- [Exercise requirements]:
Copy all the entries below exactly, but not the pictures.

==== Supplied information ====

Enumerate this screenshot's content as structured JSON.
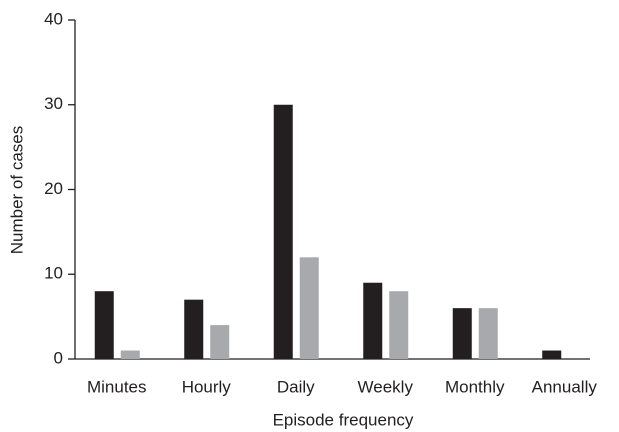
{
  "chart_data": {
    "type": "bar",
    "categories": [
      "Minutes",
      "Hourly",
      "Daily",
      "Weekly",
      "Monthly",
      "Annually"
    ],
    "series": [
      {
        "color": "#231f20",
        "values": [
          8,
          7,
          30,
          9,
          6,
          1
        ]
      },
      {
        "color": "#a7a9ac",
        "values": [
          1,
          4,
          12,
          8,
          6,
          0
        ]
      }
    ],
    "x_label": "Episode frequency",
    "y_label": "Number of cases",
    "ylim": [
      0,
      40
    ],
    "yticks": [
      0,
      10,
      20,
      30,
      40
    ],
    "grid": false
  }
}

====

- [Answer to this exercise]:
Enumerate this screenshot's content as structured JSON.
{
  "chart_data": {
    "type": "bar",
    "categories": [
      "Minutes",
      "Hourly",
      "Daily",
      "Weekly",
      "Monthly",
      "Annually"
    ],
    "series": [
      {
        "color": "#231f20",
        "values": [
          8,
          7,
          30,
          9,
          6,
          1
        ]
      },
      {
        "color": "#a7a9ac",
        "values": [
          1,
          4,
          12,
          8,
          6,
          0
        ]
      }
    ],
    "x_label": "Episode frequency",
    "y_label": "Number of cases",
    "ylim": [
      0,
      40
    ],
    "yticks": [
      0,
      10,
      20,
      30,
      40
    ],
    "grid": false
  }
}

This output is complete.